* Begin Data lines *
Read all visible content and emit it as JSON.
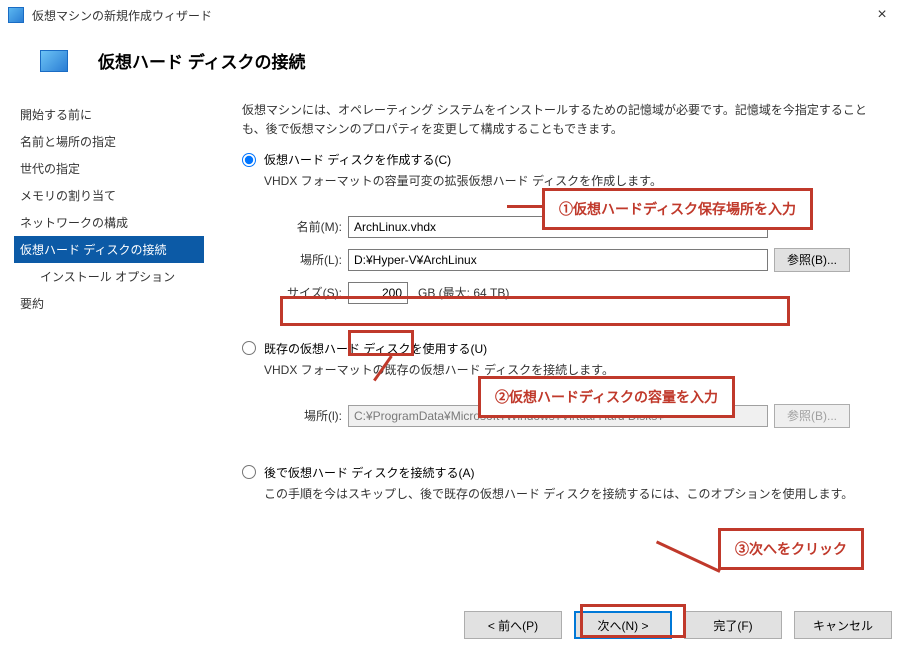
{
  "window": {
    "title": "仮想マシンの新規作成ウィザード",
    "close_glyph": "×"
  },
  "page_heading": "仮想ハード ディスクの接続",
  "sidebar": {
    "items": [
      {
        "label": "開始する前に",
        "active": false
      },
      {
        "label": "名前と場所の指定",
        "active": false
      },
      {
        "label": "世代の指定",
        "active": false
      },
      {
        "label": "メモリの割り当て",
        "active": false
      },
      {
        "label": "ネットワークの構成",
        "active": false
      },
      {
        "label": "仮想ハード ディスクの接続",
        "active": true
      },
      {
        "label": "インストール オプション",
        "active": false,
        "child": true
      },
      {
        "label": "要約",
        "active": false
      }
    ]
  },
  "intro": "仮想マシンには、オペレーティング システムをインストールするための記憶域が必要です。記憶域を今指定することも、後で仮想マシンのプロパティを変更して構成することもできます。",
  "option1": {
    "label": "仮想ハード ディスクを作成する(C)",
    "desc": "VHDX フォーマットの容量可変の拡張仮想ハード ディスクを作成します。",
    "name_label": "名前(M):",
    "name_value": "ArchLinux.vhdx",
    "loc_label": "場所(L):",
    "loc_value": "D:¥Hyper-V¥ArchLinux",
    "browse_label": "参照(B)...",
    "size_label": "サイズ(S):",
    "size_value": "200",
    "size_after": "GB (最大: 64 TB)"
  },
  "option2": {
    "label": "既存の仮想ハード ディスクを使用する(U)",
    "desc": "VHDX フォーマットの既存の仮想ハード ディスクを接続します。",
    "loc_label": "場所(l):",
    "loc_value": "C:¥ProgramData¥Microsoft¥Windows¥Virtual Hard Disks¥",
    "browse_label": "参照(B)..."
  },
  "option3": {
    "label": "後で仮想ハード ディスクを接続する(A)",
    "desc": "この手順を今はスキップし、後で既存の仮想ハード ディスクを接続するには、このオプションを使用します。"
  },
  "footer": {
    "prev": "< 前へ(P)",
    "next": "次へ(N) >",
    "finish": "完了(F)",
    "cancel": "キャンセル"
  },
  "callouts": {
    "c1": "①仮想ハードディスク保存場所を入力",
    "c2": "②仮想ハードディスクの容量を入力",
    "c3": "③次へをクリック"
  },
  "radio_selected": "create"
}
* End Data lines *
Show all lines in the entries above where the string "desc" appears.

### Exercise output
    "desc": "VHDX フォーマットの容量可変の拡張仮想ハード ディスクを作成します。",
    "desc": "VHDX フォーマットの既存の仮想ハード ディスクを接続します。",
    "desc": "この手順を今はスキップし、後で既存の仮想ハード ディスクを接続するには、このオプションを使用します。"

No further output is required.